Please write out the material below exactly as given.

--- START ---

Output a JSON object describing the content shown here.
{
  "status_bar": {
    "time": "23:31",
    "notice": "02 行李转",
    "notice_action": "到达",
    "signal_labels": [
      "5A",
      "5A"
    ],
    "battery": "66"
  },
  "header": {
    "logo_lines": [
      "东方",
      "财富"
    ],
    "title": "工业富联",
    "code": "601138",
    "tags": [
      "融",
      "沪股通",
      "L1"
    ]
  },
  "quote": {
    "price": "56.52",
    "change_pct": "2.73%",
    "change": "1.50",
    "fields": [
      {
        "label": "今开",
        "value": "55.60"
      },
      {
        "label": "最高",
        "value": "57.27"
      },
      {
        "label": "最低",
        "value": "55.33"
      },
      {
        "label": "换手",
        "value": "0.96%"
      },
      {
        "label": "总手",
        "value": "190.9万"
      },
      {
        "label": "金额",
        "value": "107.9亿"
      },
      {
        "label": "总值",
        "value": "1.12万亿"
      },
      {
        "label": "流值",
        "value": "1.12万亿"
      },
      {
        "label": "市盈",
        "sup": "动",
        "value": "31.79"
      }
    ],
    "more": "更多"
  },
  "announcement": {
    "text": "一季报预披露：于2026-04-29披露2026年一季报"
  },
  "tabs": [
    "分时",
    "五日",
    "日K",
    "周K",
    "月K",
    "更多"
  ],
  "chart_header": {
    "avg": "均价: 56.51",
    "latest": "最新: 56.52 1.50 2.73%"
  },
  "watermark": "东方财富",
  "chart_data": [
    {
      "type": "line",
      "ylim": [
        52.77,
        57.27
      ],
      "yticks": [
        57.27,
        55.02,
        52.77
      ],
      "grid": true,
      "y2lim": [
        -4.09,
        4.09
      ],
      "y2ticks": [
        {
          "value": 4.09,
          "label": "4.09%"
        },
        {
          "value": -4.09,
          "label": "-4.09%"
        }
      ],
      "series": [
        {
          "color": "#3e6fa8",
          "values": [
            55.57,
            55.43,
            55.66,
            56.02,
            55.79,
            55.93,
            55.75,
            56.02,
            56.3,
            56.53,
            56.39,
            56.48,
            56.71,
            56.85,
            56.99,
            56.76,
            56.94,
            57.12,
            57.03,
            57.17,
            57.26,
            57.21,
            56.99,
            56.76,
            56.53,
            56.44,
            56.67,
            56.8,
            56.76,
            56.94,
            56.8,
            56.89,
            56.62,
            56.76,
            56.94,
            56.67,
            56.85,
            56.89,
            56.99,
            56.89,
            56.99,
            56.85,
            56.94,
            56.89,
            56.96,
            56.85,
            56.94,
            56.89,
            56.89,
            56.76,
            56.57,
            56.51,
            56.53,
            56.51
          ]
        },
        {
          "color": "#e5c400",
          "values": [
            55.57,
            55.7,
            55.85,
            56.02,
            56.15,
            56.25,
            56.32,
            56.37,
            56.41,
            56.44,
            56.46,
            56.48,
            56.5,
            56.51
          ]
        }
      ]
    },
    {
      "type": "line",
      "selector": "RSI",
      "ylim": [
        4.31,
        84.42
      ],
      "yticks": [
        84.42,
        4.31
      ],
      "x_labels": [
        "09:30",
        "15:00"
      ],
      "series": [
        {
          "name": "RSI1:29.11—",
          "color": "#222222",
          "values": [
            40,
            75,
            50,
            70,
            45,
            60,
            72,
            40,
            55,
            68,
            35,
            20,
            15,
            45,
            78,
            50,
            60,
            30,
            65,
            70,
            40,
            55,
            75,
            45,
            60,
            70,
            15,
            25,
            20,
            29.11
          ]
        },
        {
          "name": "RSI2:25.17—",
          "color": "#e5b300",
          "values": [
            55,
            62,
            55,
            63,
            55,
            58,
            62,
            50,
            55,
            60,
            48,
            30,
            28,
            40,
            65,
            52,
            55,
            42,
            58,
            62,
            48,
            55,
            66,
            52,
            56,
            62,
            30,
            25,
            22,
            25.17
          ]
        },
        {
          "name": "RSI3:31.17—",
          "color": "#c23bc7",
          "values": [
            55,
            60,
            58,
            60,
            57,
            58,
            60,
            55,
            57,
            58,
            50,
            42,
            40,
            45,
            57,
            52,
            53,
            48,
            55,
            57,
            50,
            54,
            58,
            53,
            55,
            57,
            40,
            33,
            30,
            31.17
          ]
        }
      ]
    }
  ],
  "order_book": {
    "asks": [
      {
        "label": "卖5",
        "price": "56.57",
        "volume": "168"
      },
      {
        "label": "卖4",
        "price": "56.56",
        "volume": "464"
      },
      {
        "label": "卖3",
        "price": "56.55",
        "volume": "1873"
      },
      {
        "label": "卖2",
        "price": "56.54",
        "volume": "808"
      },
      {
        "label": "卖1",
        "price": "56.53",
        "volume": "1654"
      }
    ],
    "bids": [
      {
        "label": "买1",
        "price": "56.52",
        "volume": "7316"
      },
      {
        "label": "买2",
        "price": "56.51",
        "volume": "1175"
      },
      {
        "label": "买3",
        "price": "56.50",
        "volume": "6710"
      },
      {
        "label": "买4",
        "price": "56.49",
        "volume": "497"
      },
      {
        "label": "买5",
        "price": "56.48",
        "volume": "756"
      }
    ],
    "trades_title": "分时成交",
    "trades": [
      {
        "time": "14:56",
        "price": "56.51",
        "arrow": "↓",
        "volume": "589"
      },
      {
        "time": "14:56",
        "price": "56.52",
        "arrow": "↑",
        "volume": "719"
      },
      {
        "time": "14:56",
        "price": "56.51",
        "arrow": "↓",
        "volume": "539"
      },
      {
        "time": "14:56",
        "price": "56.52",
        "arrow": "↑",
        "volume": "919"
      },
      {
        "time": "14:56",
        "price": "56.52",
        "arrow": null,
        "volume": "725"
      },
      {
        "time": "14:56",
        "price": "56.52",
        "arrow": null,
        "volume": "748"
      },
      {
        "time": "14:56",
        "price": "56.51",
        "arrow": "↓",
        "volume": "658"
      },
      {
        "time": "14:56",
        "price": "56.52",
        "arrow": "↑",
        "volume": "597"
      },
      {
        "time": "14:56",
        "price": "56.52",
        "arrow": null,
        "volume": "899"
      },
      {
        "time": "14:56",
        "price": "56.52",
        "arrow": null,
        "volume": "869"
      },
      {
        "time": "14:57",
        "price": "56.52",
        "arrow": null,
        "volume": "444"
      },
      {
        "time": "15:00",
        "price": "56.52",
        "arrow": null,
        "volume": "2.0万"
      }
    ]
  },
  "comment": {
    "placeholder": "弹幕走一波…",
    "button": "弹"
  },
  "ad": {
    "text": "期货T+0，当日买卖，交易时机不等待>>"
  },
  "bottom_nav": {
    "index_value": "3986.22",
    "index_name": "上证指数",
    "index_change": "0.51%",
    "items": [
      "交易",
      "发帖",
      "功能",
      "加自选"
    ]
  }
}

--- END ---

- TASK RESULT
Output a JSON object describing the content shown here.
{
  "status_bar": {
    "time": "23:31",
    "notice": "02 行李转",
    "notice_action": "到达",
    "signal_labels": [
      "5A",
      "5A"
    ],
    "battery": "66"
  },
  "header": {
    "logo_lines": [
      "东方",
      "财富"
    ],
    "title": "工业富联",
    "code": "601138",
    "tags": [
      "融",
      "沪股通",
      "L1"
    ]
  },
  "quote": {
    "price": "56.52",
    "change_pct": "2.73%",
    "change": "1.50",
    "fields": [
      {
        "label": "今开",
        "value": "55.60"
      },
      {
        "label": "最高",
        "value": "57.27"
      },
      {
        "label": "最低",
        "value": "55.33"
      },
      {
        "label": "换手",
        "value": "0.96%"
      },
      {
        "label": "总手",
        "value": "190.9万"
      },
      {
        "label": "金额",
        "value": "107.9亿"
      },
      {
        "label": "总值",
        "value": "1.12万亿"
      },
      {
        "label": "流值",
        "value": "1.12万亿"
      },
      {
        "label": "市盈",
        "sup": "动",
        "value": "31.79"
      }
    ],
    "more": "更多"
  },
  "announcement": {
    "text": "一季报预披露：于2026-04-29披露2026年一季报"
  },
  "tabs": [
    "分时",
    "五日",
    "日K",
    "周K",
    "月K",
    "更多"
  ],
  "chart_header": {
    "avg": "均价: 56.51",
    "latest": "最新: 56.52 1.50 2.73%"
  },
  "watermark": "东方财富",
  "chart_data": [
    {
      "type": "line",
      "ylim": [
        52.77,
        57.27
      ],
      "yticks": [
        57.27,
        55.02,
        52.77
      ],
      "grid": true,
      "y2lim": [
        -4.09,
        4.09
      ],
      "y2ticks": [
        {
          "value": 4.09,
          "label": "4.09%"
        },
        {
          "value": -4.09,
          "label": "-4.09%"
        }
      ],
      "series": [
        {
          "color": "#3e6fa8",
          "values": [
            55.57,
            55.43,
            55.66,
            56.02,
            55.79,
            55.93,
            55.75,
            56.02,
            56.3,
            56.53,
            56.39,
            56.48,
            56.71,
            56.85,
            56.99,
            56.76,
            56.94,
            57.12,
            57.03,
            57.17,
            57.26,
            57.21,
            56.99,
            56.76,
            56.53,
            56.44,
            56.67,
            56.8,
            56.76,
            56.94,
            56.8,
            56.89,
            56.62,
            56.76,
            56.94,
            56.67,
            56.85,
            56.89,
            56.99,
            56.89,
            56.99,
            56.85,
            56.94,
            56.89,
            56.96,
            56.85,
            56.94,
            56.89,
            56.89,
            56.76,
            56.57,
            56.51,
            56.53,
            56.51
          ]
        },
        {
          "color": "#e5c400",
          "values": [
            55.57,
            55.7,
            55.85,
            56.02,
            56.15,
            56.25,
            56.32,
            56.37,
            56.41,
            56.44,
            56.46,
            56.48,
            56.5,
            56.51
          ]
        }
      ]
    },
    {
      "type": "line",
      "selector": "RSI",
      "ylim": [
        4.31,
        84.42
      ],
      "yticks": [
        84.42,
        4.31
      ],
      "x_labels": [
        "09:30",
        "15:00"
      ],
      "series": [
        {
          "name": "RSI1:29.11—",
          "color": "#222222",
          "values": [
            40,
            75,
            50,
            70,
            45,
            60,
            72,
            40,
            55,
            68,
            35,
            20,
            15,
            45,
            78,
            50,
            60,
            30,
            65,
            70,
            40,
            55,
            75,
            45,
            60,
            70,
            15,
            25,
            20,
            29.11
          ]
        },
        {
          "name": "RSI2:25.17—",
          "color": "#e5b300",
          "values": [
            55,
            62,
            55,
            63,
            55,
            58,
            62,
            50,
            55,
            60,
            48,
            30,
            28,
            40,
            65,
            52,
            55,
            42,
            58,
            62,
            48,
            55,
            66,
            52,
            56,
            62,
            30,
            25,
            22,
            25.17
          ]
        },
        {
          "name": "RSI3:31.17—",
          "color": "#c23bc7",
          "values": [
            55,
            60,
            58,
            60,
            57,
            58,
            60,
            55,
            57,
            58,
            50,
            42,
            40,
            45,
            57,
            52,
            53,
            48,
            55,
            57,
            50,
            54,
            58,
            53,
            55,
            57,
            40,
            33,
            30,
            31.17
          ]
        }
      ]
    }
  ],
  "order_book": {
    "asks": [
      {
        "label": "卖5",
        "price": "56.57",
        "volume": "168"
      },
      {
        "label": "卖4",
        "price": "56.56",
        "volume": "464"
      },
      {
        "label": "卖3",
        "price": "56.55",
        "volume": "1873"
      },
      {
        "label": "卖2",
        "price": "56.54",
        "volume": "808"
      },
      {
        "label": "卖1",
        "price": "56.53",
        "volume": "1654"
      }
    ],
    "bids": [
      {
        "label": "买1",
        "price": "56.52",
        "volume": "7316"
      },
      {
        "label": "买2",
        "price": "56.51",
        "volume": "1175"
      },
      {
        "label": "买3",
        "price": "56.50",
        "volume": "6710"
      },
      {
        "label": "买4",
        "price": "56.49",
        "volume": "497"
      },
      {
        "label": "买5",
        "price": "56.48",
        "volume": "756"
      }
    ],
    "trades_title": "分时成交",
    "trades": [
      {
        "time": "14:56",
        "price": "56.51",
        "arrow": "↓",
        "volume": "589"
      },
      {
        "time": "14:56",
        "price": "56.52",
        "arrow": "↑",
        "volume": "719"
      },
      {
        "time": "14:56",
        "price": "56.51",
        "arrow": "↓",
        "volume": "539"
      },
      {
        "time": "14:56",
        "price": "56.52",
        "arrow": "↑",
        "volume": "919"
      },
      {
        "time": "14:56",
        "price": "56.52",
        "arrow": null,
        "volume": "725"
      },
      {
        "time": "14:56",
        "price": "56.52",
        "arrow": null,
        "volume": "748"
      },
      {
        "time": "14:56",
        "price": "56.51",
        "arrow": "↓",
        "volume": "658"
      },
      {
        "time": "14:56",
        "price": "56.52",
        "arrow": "↑",
        "volume": "597"
      },
      {
        "time": "14:56",
        "price": "56.52",
        "arrow": null,
        "volume": "899"
      },
      {
        "time": "14:56",
        "price": "56.52",
        "arrow": null,
        "volume": "869"
      },
      {
        "time": "14:57",
        "price": "56.52",
        "arrow": null,
        "volume": "444"
      },
      {
        "time": "15:00",
        "price": "56.52",
        "arrow": null,
        "volume": "2.0万"
      }
    ]
  },
  "comment": {
    "placeholder": "弹幕走一波…",
    "button": "弹"
  },
  "ad": {
    "text": "期货T+0，当日买卖，交易时机不等待>>"
  },
  "bottom_nav": {
    "index_value": "3986.22",
    "index_name": "上证指数",
    "index_change": "0.51%",
    "items": [
      "交易",
      "发帖",
      "功能",
      "加自选"
    ]
  }
}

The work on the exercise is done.